Written instruction
Without the pictures, copy the entries below word for word.
☆ ☆ ☆ ☆
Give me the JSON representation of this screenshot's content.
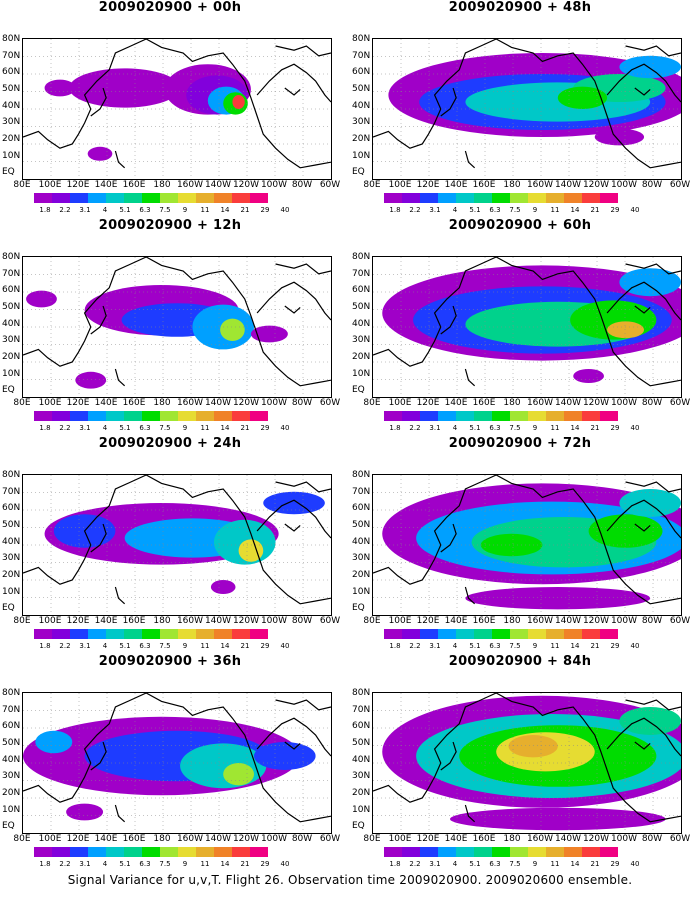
{
  "caption": "Signal Variance for u,v,T. Flight 26. Observation time 2009020900. 2009020600 ensemble.",
  "y_labels": [
    "80N",
    "70N",
    "60N",
    "50N",
    "40N",
    "30N",
    "20N",
    "10N",
    "EQ"
  ],
  "x_labels": [
    "80E",
    "100E",
    "120E",
    "140E",
    "160E",
    "180",
    "160W",
    "140W",
    "120W",
    "100W",
    "80W",
    "60W"
  ],
  "colorbar": {
    "labels": [
      "1.8",
      "2.2",
      "3.1",
      "4",
      "5.1",
      "6.3",
      "7.5",
      "9",
      "11",
      "14",
      "21",
      "29",
      "40"
    ],
    "colors": [
      "#a000c8",
      "#8200dc",
      "#1e3cff",
      "#00a0ff",
      "#00c8c8",
      "#00d28c",
      "#00dc00",
      "#a0e632",
      "#e6dc32",
      "#e6af2d",
      "#f08228",
      "#fa3c3c",
      "#f00082"
    ]
  },
  "panels": [
    {
      "title": "2009020900 + 00h"
    },
    {
      "title": "2009020900 + 48h"
    },
    {
      "title": "2009020900 + 12h"
    },
    {
      "title": "2009020900 + 60h"
    },
    {
      "title": "2009020900 + 24h"
    },
    {
      "title": "2009020900 + 72h"
    },
    {
      "title": "2009020900 + 36h"
    },
    {
      "title": "2009020900 + 84h"
    }
  ]
}
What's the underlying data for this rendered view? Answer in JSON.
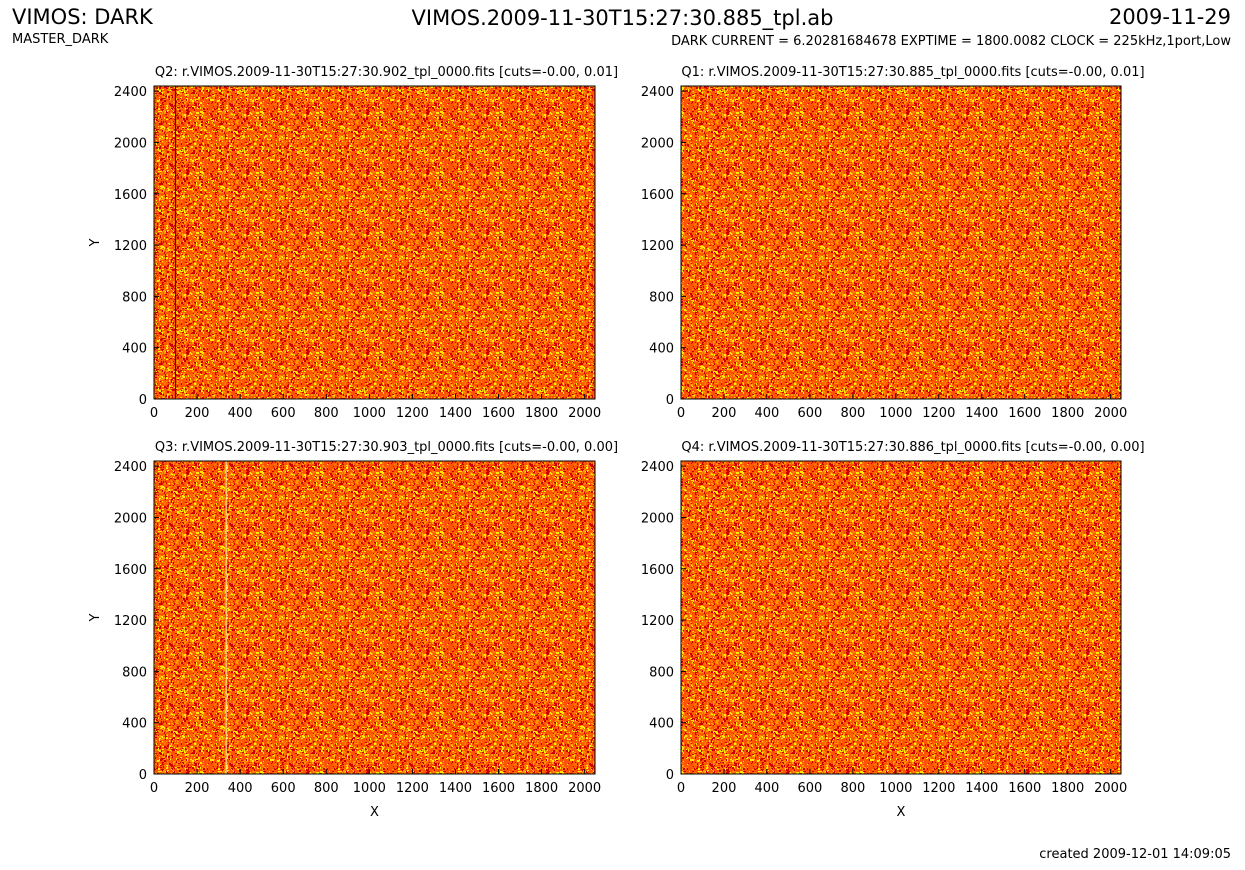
{
  "header": {
    "instrument": "VIMOS: DARK",
    "product": "MASTER_DARK",
    "file": "VIMOS.2009-11-30T15:27:30.885_tpl.ab",
    "date": "2009-11-29",
    "info": "DARK CURRENT = 6.20281684678 EXPTIME = 1800.0082 CLOCK = 225kHz,1port,Low"
  },
  "footer": {
    "created": "created 2009-12-01 14:09:05"
  },
  "colors": {
    "dark": "#cc0000",
    "mid": "#ff5500",
    "hot": "#ff9a00",
    "bright": "#ffee00"
  },
  "chart_data": [
    {
      "type": "heatmap",
      "title": "Q2: r.VIMOS.2009-11-30T15:27:30.902_tpl_0000.fits [cuts=-0.00, 0.01]",
      "xlabel": "",
      "ylabel": "Y",
      "xlim": [
        0,
        2048
      ],
      "ylim": [
        0,
        2440
      ],
      "xticks": [
        0,
        200,
        400,
        600,
        800,
        1000,
        1200,
        1400,
        1600,
        1800,
        2000
      ],
      "yticks": [
        0,
        400,
        800,
        1200,
        1600,
        2000,
        2400
      ],
      "features": [
        {
          "kind": "dark-column",
          "x": 100
        }
      ]
    },
    {
      "type": "heatmap",
      "title": "Q1: r.VIMOS.2009-11-30T15:27:30.885_tpl_0000.fits [cuts=-0.00, 0.01]",
      "xlabel": "",
      "ylabel": "",
      "xlim": [
        0,
        2048
      ],
      "ylim": [
        0,
        2440
      ],
      "xticks": [
        0,
        200,
        400,
        600,
        800,
        1000,
        1200,
        1400,
        1600,
        1800,
        2000
      ],
      "yticks": [
        0,
        400,
        800,
        1200,
        1600,
        2000,
        2400
      ],
      "features": []
    },
    {
      "type": "heatmap",
      "title": "Q3: r.VIMOS.2009-11-30T15:27:30.903_tpl_0000.fits [cuts=-0.00, 0.00]",
      "xlabel": "X",
      "ylabel": "Y",
      "xlim": [
        0,
        2048
      ],
      "ylim": [
        0,
        2440
      ],
      "xticks": [
        0,
        200,
        400,
        600,
        800,
        1000,
        1200,
        1400,
        1600,
        1800,
        2000
      ],
      "yticks": [
        0,
        400,
        800,
        1200,
        1600,
        2000,
        2400
      ],
      "features": [
        {
          "kind": "bright-column",
          "x": 335
        }
      ]
    },
    {
      "type": "heatmap",
      "title": "Q4: r.VIMOS.2009-11-30T15:27:30.886_tpl_0000.fits [cuts=-0.00, 0.00]",
      "xlabel": "X",
      "ylabel": "",
      "xlim": [
        0,
        2048
      ],
      "ylim": [
        0,
        2440
      ],
      "xticks": [
        0,
        200,
        400,
        600,
        800,
        1000,
        1200,
        1400,
        1600,
        1800,
        2000
      ],
      "yticks": [
        0,
        400,
        800,
        1200,
        1600,
        2000,
        2400
      ],
      "features": []
    }
  ]
}
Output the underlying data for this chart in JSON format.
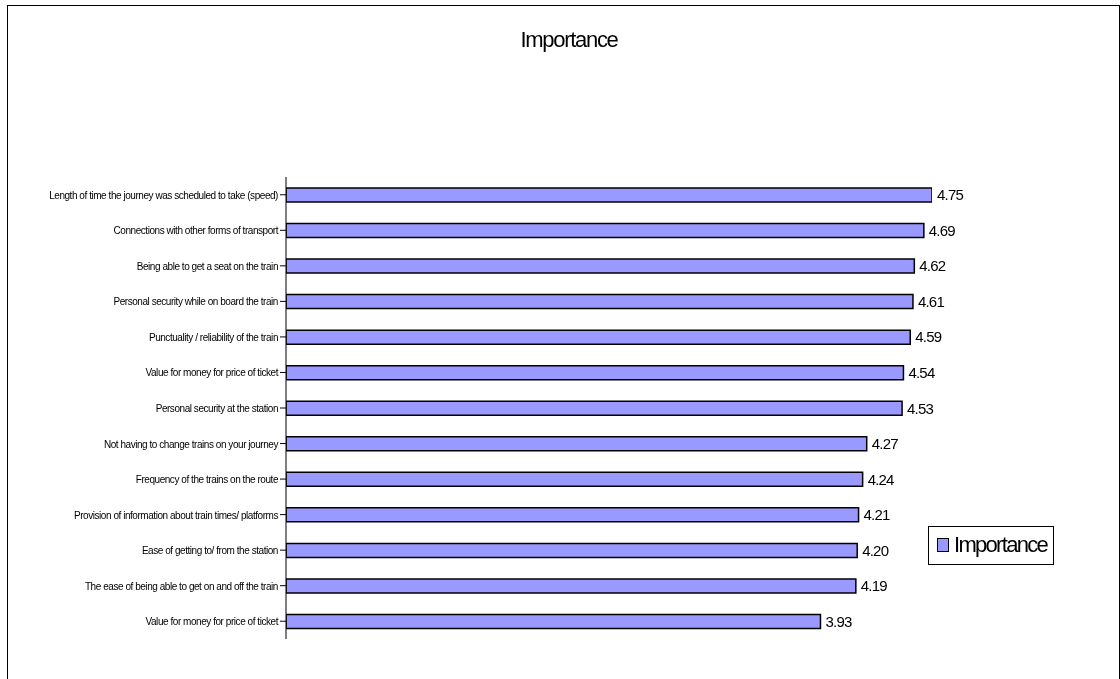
☆ ☆ ☆ ☆
Solved problem
Give me the JSON representation of this screenshot's content.
{
  "caption": "Signal Variance for u,v,T. Flight 26. Observation time 2009020900. 2009020600 ensemble.",
  "y_labels": [
    "80N",
    "70N",
    "60N",
    "50N",
    "40N",
    "30N",
    "20N",
    "10N",
    "EQ"
  ],
  "x_labels": [
    "80E",
    "100E",
    "120E",
    "140E",
    "160E",
    "180",
    "160W",
    "140W",
    "120W",
    "100W",
    "80W",
    "60W"
  ],
  "colorbar": {
    "labels": [
      "1.8",
      "2.2",
      "3.1",
      "4",
      "5.1",
      "6.3",
      "7.5",
      "9",
      "11",
      "14",
      "21",
      "29",
      "40"
    ],
    "colors": [
      "#a000c8",
      "#8200dc",
      "#1e3cff",
      "#00a0ff",
      "#00c8c8",
      "#00d28c",
      "#00dc00",
      "#a0e632",
      "#e6dc32",
      "#e6af2d",
      "#f08228",
      "#fa3c3c",
      "#f00082"
    ]
  },
  "panels": [
    {
      "title": "2009020900 + 00h"
    },
    {
      "title": "2009020900 + 48h"
    },
    {
      "title": "2009020900 + 12h"
    },
    {
      "title": "2009020900 + 60h"
    },
    {
      "title": "2009020900 + 24h"
    },
    {
      "title": "2009020900 + 72h"
    },
    {
      "title": "2009020900 + 36h"
    },
    {
      "title": "2009020900 + 84h"
    }
  ]
}
What's the underlying data for this rendered view? Answer in JSON.
{
  "header": {
    "instrument": "VIMOS: DARK",
    "product": "MASTER_DARK",
    "file": "VIMOS.2009-11-30T15:27:30.885_tpl.ab",
    "date": "2009-11-29",
    "info": "DARK CURRENT = 6.20281684678 EXPTIME = 1800.0082 CLOCK = 225kHz,1port,Low"
  },
  "footer": {
    "created": "created 2009-12-01 14:09:05"
  },
  "colors": {
    "dark": "#cc0000",
    "mid": "#ff5500",
    "hot": "#ff9a00",
    "bright": "#ffee00"
  },
  "chart_data": [
    {
      "type": "heatmap",
      "title": "Q2: r.VIMOS.2009-11-30T15:27:30.902_tpl_0000.fits [cuts=-0.00, 0.01]",
      "xlabel": "",
      "ylabel": "Y",
      "xlim": [
        0,
        2048
      ],
      "ylim": [
        0,
        2440
      ],
      "xticks": [
        0,
        200,
        400,
        600,
        800,
        1000,
        1200,
        1400,
        1600,
        1800,
        2000
      ],
      "yticks": [
        0,
        400,
        800,
        1200,
        1600,
        2000,
        2400
      ],
      "features": [
        {
          "kind": "dark-column",
          "x": 100
        }
      ]
    },
    {
      "type": "heatmap",
      "title": "Q1: r.VIMOS.2009-11-30T15:27:30.885_tpl_0000.fits [cuts=-0.00, 0.01]",
      "xlabel": "",
      "ylabel": "",
      "xlim": [
        0,
        2048
      ],
      "ylim": [
        0,
        2440
      ],
      "xticks": [
        0,
        200,
        400,
        600,
        800,
        1000,
        1200,
        1400,
        1600,
        1800,
        2000
      ],
      "yticks": [
        0,
        400,
        800,
        1200,
        1600,
        2000,
        2400
      ],
      "features": []
    },
    {
      "type": "heatmap",
      "title": "Q3: r.VIMOS.2009-11-30T15:27:30.903_tpl_0000.fits [cuts=-0.00, 0.00]",
      "xlabel": "X",
      "ylabel": "Y",
      "xlim": [
        0,
        2048
      ],
      "ylim": [
        0,
        2440
      ],
      "xticks": [
        0,
        200,
        400,
        600,
        800,
        1000,
        1200,
        1400,
        1600,
        1800,
        2000
      ],
      "yticks": [
        0,
        400,
        800,
        1200,
        1600,
        2000,
        2400
      ],
      "features": [
        {
          "kind": "bright-column",
          "x": 335
        }
      ]
    },
    {
      "type": "heatmap",
      "title": "Q4: r.VIMOS.2009-11-30T15:27:30.886_tpl_0000.fits [cuts=-0.00, 0.00]",
      "xlabel": "X",
      "ylabel": "",
      "xlim": [
        0,
        2048
      ],
      "ylim": [
        0,
        2440
      ],
      "xticks": [
        0,
        200,
        400,
        600,
        800,
        1000,
        1200,
        1400,
        1600,
        1800,
        2000
      ],
      "yticks": [
        0,
        400,
        800,
        1200,
        1600,
        2000,
        2400
      ],
      "features": []
    }
  ]
}
Output the underlying data for this chart in JSON format.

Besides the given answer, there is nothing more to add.